**YOUR GOAL**
Which lines below hold the word "tkinter"? Report each one.

**DATA ROWS**
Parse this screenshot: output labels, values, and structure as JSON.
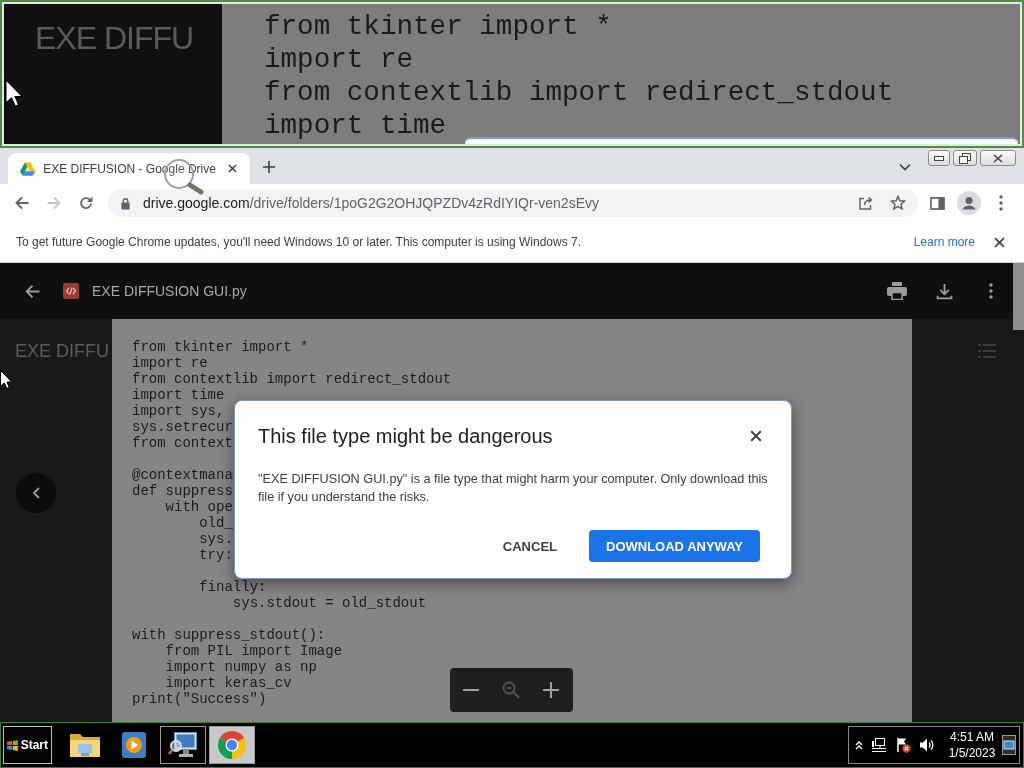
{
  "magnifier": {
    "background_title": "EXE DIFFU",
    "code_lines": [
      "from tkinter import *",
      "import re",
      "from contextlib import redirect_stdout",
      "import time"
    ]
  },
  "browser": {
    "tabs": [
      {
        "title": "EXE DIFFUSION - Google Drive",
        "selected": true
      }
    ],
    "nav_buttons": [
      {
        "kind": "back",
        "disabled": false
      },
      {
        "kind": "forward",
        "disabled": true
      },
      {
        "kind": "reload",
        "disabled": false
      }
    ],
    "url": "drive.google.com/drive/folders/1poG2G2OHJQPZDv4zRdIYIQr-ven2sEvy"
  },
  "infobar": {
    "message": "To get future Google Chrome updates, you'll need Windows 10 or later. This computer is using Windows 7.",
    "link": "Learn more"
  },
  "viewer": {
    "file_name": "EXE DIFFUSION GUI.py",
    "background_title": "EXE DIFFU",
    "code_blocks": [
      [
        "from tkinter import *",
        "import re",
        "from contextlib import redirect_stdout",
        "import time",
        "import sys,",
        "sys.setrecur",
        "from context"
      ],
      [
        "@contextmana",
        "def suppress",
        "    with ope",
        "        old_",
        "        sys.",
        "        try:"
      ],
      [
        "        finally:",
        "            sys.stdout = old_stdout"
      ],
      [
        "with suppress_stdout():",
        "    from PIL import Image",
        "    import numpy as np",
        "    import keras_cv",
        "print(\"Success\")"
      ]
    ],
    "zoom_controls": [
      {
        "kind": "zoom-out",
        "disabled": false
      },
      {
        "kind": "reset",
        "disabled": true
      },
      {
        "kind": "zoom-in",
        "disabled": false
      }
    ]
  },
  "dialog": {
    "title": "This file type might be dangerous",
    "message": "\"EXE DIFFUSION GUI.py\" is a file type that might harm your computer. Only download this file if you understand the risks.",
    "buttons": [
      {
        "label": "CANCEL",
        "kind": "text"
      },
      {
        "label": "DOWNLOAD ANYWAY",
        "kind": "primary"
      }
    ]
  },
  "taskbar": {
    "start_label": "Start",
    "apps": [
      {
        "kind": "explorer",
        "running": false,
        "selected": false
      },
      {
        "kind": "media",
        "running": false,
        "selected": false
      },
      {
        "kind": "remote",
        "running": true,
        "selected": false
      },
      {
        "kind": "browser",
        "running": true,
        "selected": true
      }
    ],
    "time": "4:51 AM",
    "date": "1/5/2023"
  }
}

**RESULT FOR THIS TASK**
      "from tkinter import *",
        "from tkinter import *",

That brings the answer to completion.